(Dataset items)
** begin **

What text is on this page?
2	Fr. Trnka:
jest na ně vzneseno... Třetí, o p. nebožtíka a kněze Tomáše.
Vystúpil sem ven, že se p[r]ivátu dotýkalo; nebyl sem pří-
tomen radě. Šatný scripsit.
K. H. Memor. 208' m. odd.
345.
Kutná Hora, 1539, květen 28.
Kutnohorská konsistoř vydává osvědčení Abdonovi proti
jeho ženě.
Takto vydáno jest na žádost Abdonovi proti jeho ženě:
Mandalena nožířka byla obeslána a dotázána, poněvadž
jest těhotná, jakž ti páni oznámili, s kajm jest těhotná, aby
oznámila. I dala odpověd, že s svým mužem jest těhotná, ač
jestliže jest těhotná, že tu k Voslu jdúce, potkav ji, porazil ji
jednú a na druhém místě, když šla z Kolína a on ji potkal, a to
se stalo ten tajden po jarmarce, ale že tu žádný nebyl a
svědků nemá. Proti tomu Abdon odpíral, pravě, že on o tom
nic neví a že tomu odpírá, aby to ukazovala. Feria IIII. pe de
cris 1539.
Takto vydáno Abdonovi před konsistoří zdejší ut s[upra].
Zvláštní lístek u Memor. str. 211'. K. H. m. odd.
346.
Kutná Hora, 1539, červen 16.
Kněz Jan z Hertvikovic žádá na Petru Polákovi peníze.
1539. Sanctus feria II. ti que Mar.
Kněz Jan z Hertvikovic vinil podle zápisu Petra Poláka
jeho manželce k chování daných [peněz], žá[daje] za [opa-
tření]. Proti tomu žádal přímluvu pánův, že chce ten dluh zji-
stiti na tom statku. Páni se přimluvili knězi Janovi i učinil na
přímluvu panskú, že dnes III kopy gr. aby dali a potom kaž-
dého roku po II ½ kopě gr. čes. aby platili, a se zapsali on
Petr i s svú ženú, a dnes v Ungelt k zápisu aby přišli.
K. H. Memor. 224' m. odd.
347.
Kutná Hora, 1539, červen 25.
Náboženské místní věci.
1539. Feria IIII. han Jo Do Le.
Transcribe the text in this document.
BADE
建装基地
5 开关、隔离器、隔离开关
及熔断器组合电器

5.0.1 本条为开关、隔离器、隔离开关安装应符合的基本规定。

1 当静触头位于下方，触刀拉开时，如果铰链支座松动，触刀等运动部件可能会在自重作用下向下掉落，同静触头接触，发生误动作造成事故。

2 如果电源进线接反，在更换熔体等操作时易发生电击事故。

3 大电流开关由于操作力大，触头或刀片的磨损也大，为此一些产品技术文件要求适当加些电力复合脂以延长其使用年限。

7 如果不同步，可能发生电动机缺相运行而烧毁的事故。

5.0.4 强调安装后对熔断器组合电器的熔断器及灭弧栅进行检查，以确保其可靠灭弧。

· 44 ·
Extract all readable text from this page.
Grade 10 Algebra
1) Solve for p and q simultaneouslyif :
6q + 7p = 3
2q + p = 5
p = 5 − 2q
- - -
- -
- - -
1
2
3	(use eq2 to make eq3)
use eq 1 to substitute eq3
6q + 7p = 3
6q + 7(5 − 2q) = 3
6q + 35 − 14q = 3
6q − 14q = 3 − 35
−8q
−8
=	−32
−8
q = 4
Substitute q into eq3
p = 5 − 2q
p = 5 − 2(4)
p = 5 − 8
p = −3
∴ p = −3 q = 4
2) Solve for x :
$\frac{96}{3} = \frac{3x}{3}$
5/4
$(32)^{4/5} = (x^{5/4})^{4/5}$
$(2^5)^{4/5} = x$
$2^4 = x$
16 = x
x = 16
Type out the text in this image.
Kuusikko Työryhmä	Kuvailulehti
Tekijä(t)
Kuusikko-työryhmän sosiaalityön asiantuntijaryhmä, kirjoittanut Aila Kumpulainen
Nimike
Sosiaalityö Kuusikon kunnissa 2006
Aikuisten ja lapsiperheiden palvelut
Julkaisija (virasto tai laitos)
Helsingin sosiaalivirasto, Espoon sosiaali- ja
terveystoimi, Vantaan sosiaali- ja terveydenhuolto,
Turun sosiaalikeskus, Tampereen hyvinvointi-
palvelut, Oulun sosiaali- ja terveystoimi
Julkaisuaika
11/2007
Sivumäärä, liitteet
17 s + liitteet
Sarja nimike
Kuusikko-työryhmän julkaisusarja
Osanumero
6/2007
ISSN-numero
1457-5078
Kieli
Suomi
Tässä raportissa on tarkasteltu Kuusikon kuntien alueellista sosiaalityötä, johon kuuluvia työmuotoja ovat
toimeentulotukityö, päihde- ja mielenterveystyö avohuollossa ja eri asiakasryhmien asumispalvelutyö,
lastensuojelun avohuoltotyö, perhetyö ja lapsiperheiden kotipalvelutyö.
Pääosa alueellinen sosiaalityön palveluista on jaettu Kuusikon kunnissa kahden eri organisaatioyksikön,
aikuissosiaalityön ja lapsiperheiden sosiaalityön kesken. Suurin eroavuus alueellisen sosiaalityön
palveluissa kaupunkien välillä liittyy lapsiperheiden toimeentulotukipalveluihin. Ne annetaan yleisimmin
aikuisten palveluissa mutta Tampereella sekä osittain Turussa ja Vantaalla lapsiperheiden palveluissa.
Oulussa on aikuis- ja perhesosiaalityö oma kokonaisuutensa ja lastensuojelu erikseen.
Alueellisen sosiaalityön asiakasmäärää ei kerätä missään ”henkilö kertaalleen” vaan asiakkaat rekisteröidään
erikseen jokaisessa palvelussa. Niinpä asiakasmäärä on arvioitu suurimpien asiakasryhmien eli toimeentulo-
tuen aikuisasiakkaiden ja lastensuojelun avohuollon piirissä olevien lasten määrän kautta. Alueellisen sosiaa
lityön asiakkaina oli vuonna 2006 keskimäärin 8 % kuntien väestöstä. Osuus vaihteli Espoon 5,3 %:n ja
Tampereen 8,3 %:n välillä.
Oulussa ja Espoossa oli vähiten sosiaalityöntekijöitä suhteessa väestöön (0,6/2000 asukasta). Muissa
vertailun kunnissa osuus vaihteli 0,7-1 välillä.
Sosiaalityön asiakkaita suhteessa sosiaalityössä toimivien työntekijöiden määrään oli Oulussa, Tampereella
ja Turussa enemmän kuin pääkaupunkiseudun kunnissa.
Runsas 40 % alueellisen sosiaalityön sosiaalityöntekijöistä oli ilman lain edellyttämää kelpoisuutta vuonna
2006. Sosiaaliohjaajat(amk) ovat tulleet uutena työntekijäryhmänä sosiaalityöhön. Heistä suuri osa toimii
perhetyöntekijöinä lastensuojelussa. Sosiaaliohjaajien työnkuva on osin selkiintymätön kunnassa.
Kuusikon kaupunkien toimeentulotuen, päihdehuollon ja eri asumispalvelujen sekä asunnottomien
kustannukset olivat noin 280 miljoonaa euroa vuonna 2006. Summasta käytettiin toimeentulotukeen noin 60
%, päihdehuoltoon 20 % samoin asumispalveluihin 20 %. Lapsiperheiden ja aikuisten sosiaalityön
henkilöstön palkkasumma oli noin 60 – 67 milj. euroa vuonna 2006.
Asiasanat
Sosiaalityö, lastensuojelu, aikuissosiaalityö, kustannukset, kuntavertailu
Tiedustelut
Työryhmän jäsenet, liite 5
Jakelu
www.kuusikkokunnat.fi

** end **

▶ [Description of the task]:
Transcribe the data. Leave every line exactly as it is.

▶ [Output for this task]:
What text is on this page?
2	Fr. Trnka:
jest na ně vzneseno... Třetí, o p. nebožtíka a kněze Tomáše.
Vystúpil sem ven, že se p[r]ivátu dotýkalo; nebyl sem pří-
tomen radě. Šatný scripsit.
K. H. Memor. 208' m. odd.
345.
Kutná Hora, 1539, květen 28.
Kutnohorská konsistoř vydává osvědčení Abdonovi proti
jeho ženě.
Takto vydáno jest na žádost Abdonovi proti jeho ženě:
Mandalena nožířka byla obeslána a dotázána, poněvadž
jest těhotná, jakž ti páni oznámili, s kajm jest těhotná, aby
oznámila. I dala odpověd, že s svým mužem jest těhotná, ač
jestliže jest těhotná, že tu k Voslu jdúce, potkav ji, porazil ji
jednú a na druhém místě, když šla z Kolína a on ji potkal, a to
se stalo ten tajden po jarmarce, ale že tu žádný nebyl a
svědků nemá. Proti tomu Abdon odpíral, pravě, že on o tom
nic neví a že tomu odpírá, aby to ukazovala. Feria IIII. pe de
cris 1539.
Takto vydáno Abdonovi před konsistoří zdejší ut s[upra].
Zvláštní lístek u Memor. str. 211'. K. H. m. odd.
346.
Kutná Hora, 1539, červen 16.
Kněz Jan z Hertvikovic žádá na Petru Polákovi peníze.
1539. Sanctus feria II. ti que Mar.
Kněz Jan z Hertvikovic vinil podle zápisu Petra Poláka
jeho manželce k chování daných [peněz], žá[daje] za [opa-
tření]. Proti tomu žádal přímluvu pánův, že chce ten dluh zji-
stiti na tom statku. Páni se přimluvili knězi Janovi i učinil na
přímluvu panskú, že dnes III kopy gr. aby dali a potom kaž-
dého roku po II ½ kopě gr. čes. aby platili, a se zapsali on
Petr i s svú ženú, a dnes v Ungelt k zápisu aby přišli.
K. H. Memor. 224' m. odd.
347.
Kutná Hora, 1539, červen 25.
Náboženské místní věci.
1539. Feria IIII. han Jo Do Le.
Transcribe the text in this document.
BADE
建装基地
5 开关、隔离器、隔离开关
及熔断器组合电器

5.0.1 本条为开关、隔离器、隔离开关安装应符合的基本规定。

1 当静触头位于下方，触刀拉开时，如果铰链支座松动，触刀等运动部件可能会在自重作用下向下掉落，同静触头接触，发生误动作造成事故。

2 如果电源进线接反，在更换熔体等操作时易发生电击事故。

3 大电流开关由于操作力大，触头或刀片的磨损也大，为此一些产品技术文件要求适当加些电力复合脂以延长其使用年限。

7 如果不同步，可能发生电动机缺相运行而烧毁的事故。

5.0.4 强调安装后对熔断器组合电器的熔断器及灭弧栅进行检查，以确保其可靠灭弧。

· 44 ·
Extract all readable text from this page.
Grade 10 Algebra
1) Solve for p and q simultaneouslyif :
6q + 7p = 3
2q + p = 5
p = 5 − 2q
- - -
- -
- - -
1
2
3	(use eq2 to make eq3)
use eq 1 to substitute eq3
6q + 7p = 3
6q + 7(5 − 2q) = 3
6q + 35 − 14q = 3
6q − 14q = 3 − 35
−8q
−8
=	−32
−8
q = 4
Substitute q into eq3
p = 5 − 2q
p = 5 − 2(4)
p = 5 − 8
p = −3
∴ p = −3 q = 4
2) Solve for x :
$\frac{96}{3} = \frac{3x}{3}$
5/4
$(32)^{4/5} = (x^{5/4})^{4/5}$
$(2^5)^{4/5} = x$
$2^4 = x$
16 = x
x = 16
Type out the text in this image.
Kuusikko Työryhmä	Kuvailulehti
Tekijä(t)
Kuusikko-työryhmän sosiaalityön asiantuntijaryhmä, kirjoittanut Aila Kumpulainen
Nimike
Sosiaalityö Kuusikon kunnissa 2006
Aikuisten ja lapsiperheiden palvelut
Julkaisija (virasto tai laitos)
Helsingin sosiaalivirasto, Espoon sosiaali- ja
terveystoimi, Vantaan sosiaali- ja terveydenhuolto,
Turun sosiaalikeskus, Tampereen hyvinvointi-
palvelut, Oulun sosiaali- ja terveystoimi
Julkaisuaika
11/2007
Sivumäärä, liitteet
17 s + liitteet
Sarja nimike
Kuusikko-työryhmän julkaisusarja
Osanumero
6/2007
ISSN-numero
1457-5078
Kieli
Suomi
Tässä raportissa on tarkasteltu Kuusikon kuntien alueellista sosiaalityötä, johon kuuluvia työmuotoja ovat
toimeentulotukityö, päihde- ja mielenterveystyö avohuollossa ja eri asiakasryhmien asumispalvelutyö,
lastensuojelun avohuoltotyö, perhetyö ja lapsiperheiden kotipalvelutyö.
Pääosa alueellinen sosiaalityön palveluista on jaettu Kuusikon kunnissa kahden eri organisaatioyksikön,
aikuissosiaalityön ja lapsiperheiden sosiaalityön kesken. Suurin eroavuus alueellisen sosiaalityön
palveluissa kaupunkien välillä liittyy lapsiperheiden toimeentulotukipalveluihin. Ne annetaan yleisimmin
aikuisten palveluissa mutta Tampereella sekä osittain Turussa ja Vantaalla lapsiperheiden palveluissa.
Oulussa on aikuis- ja perhesosiaalityö oma kokonaisuutensa ja lastensuojelu erikseen.
Alueellisen sosiaalityön asiakasmäärää ei kerätä missään ”henkilö kertaalleen” vaan asiakkaat rekisteröidään
erikseen jokaisessa palvelussa. Niinpä asiakasmäärä on arvioitu suurimpien asiakasryhmien eli toimeentulo-
tuen aikuisasiakkaiden ja lastensuojelun avohuollon piirissä olevien lasten määrän kautta. Alueellisen sosiaa
lityön asiakkaina oli vuonna 2006 keskimäärin 8 % kuntien väestöstä. Osuus vaihteli Espoon 5,3 %:n ja
Tampereen 8,3 %:n välillä.
Oulussa ja Espoossa oli vähiten sosiaalityöntekijöitä suhteessa väestöön (0,6/2000 asukasta). Muissa
vertailun kunnissa osuus vaihteli 0,7-1 välillä.
Sosiaalityön asiakkaita suhteessa sosiaalityössä toimivien työntekijöiden määrään oli Oulussa, Tampereella
ja Turussa enemmän kuin pääkaupunkiseudun kunnissa.
Runsas 40 % alueellisen sosiaalityön sosiaalityöntekijöistä oli ilman lain edellyttämää kelpoisuutta vuonna
2006. Sosiaaliohjaajat(amk) ovat tulleet uutena työntekijäryhmänä sosiaalityöhön. Heistä suuri osa toimii
perhetyöntekijöinä lastensuojelussa. Sosiaaliohjaajien työnkuva on osin selkiintymätön kunnassa.
Kuusikon kaupunkien toimeentulotuen, päihdehuollon ja eri asumispalvelujen sekä asunnottomien
kustannukset olivat noin 280 miljoonaa euroa vuonna 2006. Summasta käytettiin toimeentulotukeen noin 60
%, päihdehuoltoon 20 % samoin asumispalveluihin 20 %. Lapsiperheiden ja aikuisten sosiaalityön
henkilöstön palkkasumma oli noin 60 – 67 milj. euroa vuonna 2006.
Asiasanat
Sosiaalityö, lastensuojelu, aikuissosiaalityö, kustannukset, kuntavertailu
Tiedustelut
Työryhmän jäsenet, liite 5
Jakelu
www.kuusikkokunnat.fi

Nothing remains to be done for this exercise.